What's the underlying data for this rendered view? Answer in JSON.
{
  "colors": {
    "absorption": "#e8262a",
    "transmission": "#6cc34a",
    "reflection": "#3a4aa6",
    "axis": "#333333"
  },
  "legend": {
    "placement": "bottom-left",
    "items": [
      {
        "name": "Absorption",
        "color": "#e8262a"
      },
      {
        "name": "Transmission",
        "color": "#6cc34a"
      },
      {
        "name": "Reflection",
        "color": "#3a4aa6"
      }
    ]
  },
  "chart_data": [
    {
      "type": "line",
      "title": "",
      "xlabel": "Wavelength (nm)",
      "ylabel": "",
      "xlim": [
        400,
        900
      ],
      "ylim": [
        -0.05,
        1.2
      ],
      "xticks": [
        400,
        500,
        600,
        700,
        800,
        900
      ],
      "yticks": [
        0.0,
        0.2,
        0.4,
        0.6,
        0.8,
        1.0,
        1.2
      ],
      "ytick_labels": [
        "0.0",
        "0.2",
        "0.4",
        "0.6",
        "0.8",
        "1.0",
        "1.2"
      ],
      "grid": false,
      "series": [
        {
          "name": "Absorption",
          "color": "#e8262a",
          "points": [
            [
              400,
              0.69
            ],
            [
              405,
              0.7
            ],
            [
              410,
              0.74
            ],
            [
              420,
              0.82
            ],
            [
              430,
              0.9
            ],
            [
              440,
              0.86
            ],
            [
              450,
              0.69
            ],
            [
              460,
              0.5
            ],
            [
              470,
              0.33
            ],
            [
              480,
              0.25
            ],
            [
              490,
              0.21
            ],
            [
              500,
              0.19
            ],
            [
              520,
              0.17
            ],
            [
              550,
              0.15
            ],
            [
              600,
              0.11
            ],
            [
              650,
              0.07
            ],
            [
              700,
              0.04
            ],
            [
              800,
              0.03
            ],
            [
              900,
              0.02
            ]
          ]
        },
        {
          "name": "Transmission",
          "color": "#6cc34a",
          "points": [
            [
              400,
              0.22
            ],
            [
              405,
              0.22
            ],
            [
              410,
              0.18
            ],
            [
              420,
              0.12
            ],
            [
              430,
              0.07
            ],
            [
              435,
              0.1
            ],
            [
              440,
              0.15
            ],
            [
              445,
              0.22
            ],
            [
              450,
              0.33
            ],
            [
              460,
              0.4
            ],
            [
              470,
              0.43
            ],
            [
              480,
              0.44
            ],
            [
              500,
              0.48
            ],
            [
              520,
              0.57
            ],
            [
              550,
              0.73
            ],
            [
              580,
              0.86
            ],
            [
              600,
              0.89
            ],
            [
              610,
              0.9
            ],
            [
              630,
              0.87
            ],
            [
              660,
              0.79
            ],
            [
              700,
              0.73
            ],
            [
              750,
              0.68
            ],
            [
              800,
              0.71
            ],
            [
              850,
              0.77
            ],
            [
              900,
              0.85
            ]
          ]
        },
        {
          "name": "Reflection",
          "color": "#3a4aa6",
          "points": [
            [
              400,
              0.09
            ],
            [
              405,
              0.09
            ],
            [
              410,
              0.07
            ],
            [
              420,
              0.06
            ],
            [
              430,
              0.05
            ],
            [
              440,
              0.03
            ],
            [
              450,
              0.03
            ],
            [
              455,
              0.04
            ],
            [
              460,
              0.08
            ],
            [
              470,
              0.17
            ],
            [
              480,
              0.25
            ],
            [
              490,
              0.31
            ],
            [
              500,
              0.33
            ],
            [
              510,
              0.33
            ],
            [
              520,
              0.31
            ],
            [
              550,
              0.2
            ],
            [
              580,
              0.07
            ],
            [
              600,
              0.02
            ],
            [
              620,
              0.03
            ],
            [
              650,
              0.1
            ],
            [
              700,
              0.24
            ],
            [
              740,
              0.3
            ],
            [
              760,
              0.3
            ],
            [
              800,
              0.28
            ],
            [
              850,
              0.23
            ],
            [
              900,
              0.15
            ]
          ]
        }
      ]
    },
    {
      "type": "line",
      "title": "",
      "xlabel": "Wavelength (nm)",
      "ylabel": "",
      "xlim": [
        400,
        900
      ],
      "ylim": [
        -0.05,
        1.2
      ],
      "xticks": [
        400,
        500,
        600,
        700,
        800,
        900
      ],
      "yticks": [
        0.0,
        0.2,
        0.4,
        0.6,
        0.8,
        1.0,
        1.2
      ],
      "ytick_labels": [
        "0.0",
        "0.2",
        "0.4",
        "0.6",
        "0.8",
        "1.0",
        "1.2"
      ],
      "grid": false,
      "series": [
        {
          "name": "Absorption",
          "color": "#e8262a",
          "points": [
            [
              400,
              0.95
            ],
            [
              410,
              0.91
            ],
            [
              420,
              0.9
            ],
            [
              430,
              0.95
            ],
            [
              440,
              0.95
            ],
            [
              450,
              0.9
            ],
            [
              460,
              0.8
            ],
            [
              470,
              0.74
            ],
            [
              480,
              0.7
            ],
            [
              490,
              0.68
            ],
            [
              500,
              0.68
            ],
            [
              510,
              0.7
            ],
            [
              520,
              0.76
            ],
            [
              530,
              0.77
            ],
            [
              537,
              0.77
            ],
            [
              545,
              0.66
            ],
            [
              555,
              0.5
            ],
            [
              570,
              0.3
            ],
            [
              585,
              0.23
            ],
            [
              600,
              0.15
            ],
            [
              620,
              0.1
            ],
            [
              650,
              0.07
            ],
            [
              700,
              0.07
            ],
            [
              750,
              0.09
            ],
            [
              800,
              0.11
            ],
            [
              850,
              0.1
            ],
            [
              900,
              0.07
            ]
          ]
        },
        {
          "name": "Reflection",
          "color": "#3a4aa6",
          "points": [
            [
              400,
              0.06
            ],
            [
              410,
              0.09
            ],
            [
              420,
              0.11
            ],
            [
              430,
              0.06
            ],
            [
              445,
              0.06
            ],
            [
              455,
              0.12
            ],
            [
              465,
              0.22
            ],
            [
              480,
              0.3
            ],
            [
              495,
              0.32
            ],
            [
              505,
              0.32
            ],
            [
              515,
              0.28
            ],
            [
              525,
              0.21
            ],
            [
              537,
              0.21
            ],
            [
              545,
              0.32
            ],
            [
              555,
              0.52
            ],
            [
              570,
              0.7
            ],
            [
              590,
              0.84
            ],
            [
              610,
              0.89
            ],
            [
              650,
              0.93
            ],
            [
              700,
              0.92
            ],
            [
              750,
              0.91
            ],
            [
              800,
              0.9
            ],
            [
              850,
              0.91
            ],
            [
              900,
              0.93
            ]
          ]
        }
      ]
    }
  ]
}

— The task —
Retype the data exactly as given.

— Solution for this problem —
What's the underlying data for this rendered view? Answer in JSON.
{
  "colors": {
    "absorption": "#e8262a",
    "transmission": "#6cc34a",
    "reflection": "#3a4aa6",
    "axis": "#333333"
  },
  "legend": {
    "placement": "bottom-left",
    "items": [
      {
        "name": "Absorption",
        "color": "#e8262a"
      },
      {
        "name": "Transmission",
        "color": "#6cc34a"
      },
      {
        "name": "Reflection",
        "color": "#3a4aa6"
      }
    ]
  },
  "chart_data": [
    {
      "type": "line",
      "title": "",
      "xlabel": "Wavelength (nm)",
      "ylabel": "",
      "xlim": [
        400,
        900
      ],
      "ylim": [
        -0.05,
        1.2
      ],
      "xticks": [
        400,
        500,
        600,
        700,
        800,
        900
      ],
      "yticks": [
        0.0,
        0.2,
        0.4,
        0.6,
        0.8,
        1.0,
        1.2
      ],
      "ytick_labels": [
        "0.0",
        "0.2",
        "0.4",
        "0.6",
        "0.8",
        "1.0",
        "1.2"
      ],
      "grid": false,
      "series": [
        {
          "name": "Absorption",
          "color": "#e8262a",
          "points": [
            [
              400,
              0.69
            ],
            [
              405,
              0.7
            ],
            [
              410,
              0.74
            ],
            [
              420,
              0.82
            ],
            [
              430,
              0.9
            ],
            [
              440,
              0.86
            ],
            [
              450,
              0.69
            ],
            [
              460,
              0.5
            ],
            [
              470,
              0.33
            ],
            [
              480,
              0.25
            ],
            [
              490,
              0.21
            ],
            [
              500,
              0.19
            ],
            [
              520,
              0.17
            ],
            [
              550,
              0.15
            ],
            [
              600,
              0.11
            ],
            [
              650,
              0.07
            ],
            [
              700,
              0.04
            ],
            [
              800,
              0.03
            ],
            [
              900,
              0.02
            ]
          ]
        },
        {
          "name": "Transmission",
          "color": "#6cc34a",
          "points": [
            [
              400,
              0.22
            ],
            [
              405,
              0.22
            ],
            [
              410,
              0.18
            ],
            [
              420,
              0.12
            ],
            [
              430,
              0.07
            ],
            [
              435,
              0.1
            ],
            [
              440,
              0.15
            ],
            [
              445,
              0.22
            ],
            [
              450,
              0.33
            ],
            [
              460,
              0.4
            ],
            [
              470,
              0.43
            ],
            [
              480,
              0.44
            ],
            [
              500,
              0.48
            ],
            [
              520,
              0.57
            ],
            [
              550,
              0.73
            ],
            [
              580,
              0.86
            ],
            [
              600,
              0.89
            ],
            [
              610,
              0.9
            ],
            [
              630,
              0.87
            ],
            [
              660,
              0.79
            ],
            [
              700,
              0.73
            ],
            [
              750,
              0.68
            ],
            [
              800,
              0.71
            ],
            [
              850,
              0.77
            ],
            [
              900,
              0.85
            ]
          ]
        },
        {
          "name": "Reflection",
          "color": "#3a4aa6",
          "points": [
            [
              400,
              0.09
            ],
            [
              405,
              0.09
            ],
            [
              410,
              0.07
            ],
            [
              420,
              0.06
            ],
            [
              430,
              0.05
            ],
            [
              440,
              0.03
            ],
            [
              450,
              0.03
            ],
            [
              455,
              0.04
            ],
            [
              460,
              0.08
            ],
            [
              470,
              0.17
            ],
            [
              480,
              0.25
            ],
            [
              490,
              0.31
            ],
            [
              500,
              0.33
            ],
            [
              510,
              0.33
            ],
            [
              520,
              0.31
            ],
            [
              550,
              0.2
            ],
            [
              580,
              0.07
            ],
            [
              600,
              0.02
            ],
            [
              620,
              0.03
            ],
            [
              650,
              0.1
            ],
            [
              700,
              0.24
            ],
            [
              740,
              0.3
            ],
            [
              760,
              0.3
            ],
            [
              800,
              0.28
            ],
            [
              850,
              0.23
            ],
            [
              900,
              0.15
            ]
          ]
        }
      ]
    },
    {
      "type": "line",
      "title": "",
      "xlabel": "Wavelength (nm)",
      "ylabel": "",
      "xlim": [
        400,
        900
      ],
      "ylim": [
        -0.05,
        1.2
      ],
      "xticks": [
        400,
        500,
        600,
        700,
        800,
        900
      ],
      "yticks": [
        0.0,
        0.2,
        0.4,
        0.6,
        0.8,
        1.0,
        1.2
      ],
      "ytick_labels": [
        "0.0",
        "0.2",
        "0.4",
        "0.6",
        "0.8",
        "1.0",
        "1.2"
      ],
      "grid": false,
      "series": [
        {
          "name": "Absorption",
          "color": "#e8262a",
          "points": [
            [
              400,
              0.95
            ],
            [
              410,
              0.91
            ],
            [
              420,
              0.9
            ],
            [
              430,
              0.95
            ],
            [
              440,
              0.95
            ],
            [
              450,
              0.9
            ],
            [
              460,
              0.8
            ],
            [
              470,
              0.74
            ],
            [
              480,
              0.7
            ],
            [
              490,
              0.68
            ],
            [
              500,
              0.68
            ],
            [
              510,
              0.7
            ],
            [
              520,
              0.76
            ],
            [
              530,
              0.77
            ],
            [
              537,
              0.77
            ],
            [
              545,
              0.66
            ],
            [
              555,
              0.5
            ],
            [
              570,
              0.3
            ],
            [
              585,
              0.23
            ],
            [
              600,
              0.15
            ],
            [
              620,
              0.1
            ],
            [
              650,
              0.07
            ],
            [
              700,
              0.07
            ],
            [
              750,
              0.09
            ],
            [
              800,
              0.11
            ],
            [
              850,
              0.1
            ],
            [
              900,
              0.07
            ]
          ]
        },
        {
          "name": "Reflection",
          "color": "#3a4aa6",
          "points": [
            [
              400,
              0.06
            ],
            [
              410,
              0.09
            ],
            [
              420,
              0.11
            ],
            [
              430,
              0.06
            ],
            [
              445,
              0.06
            ],
            [
              455,
              0.12
            ],
            [
              465,
              0.22
            ],
            [
              480,
              0.3
            ],
            [
              495,
              0.32
            ],
            [
              505,
              0.32
            ],
            [
              515,
              0.28
            ],
            [
              525,
              0.21
            ],
            [
              537,
              0.21
            ],
            [
              545,
              0.32
            ],
            [
              555,
              0.52
            ],
            [
              570,
              0.7
            ],
            [
              590,
              0.84
            ],
            [
              610,
              0.89
            ],
            [
              650,
              0.93
            ],
            [
              700,
              0.92
            ],
            [
              750,
              0.91
            ],
            [
              800,
              0.9
            ],
            [
              850,
              0.91
            ],
            [
              900,
              0.93
            ]
          ]
        }
      ]
    }
  ]
}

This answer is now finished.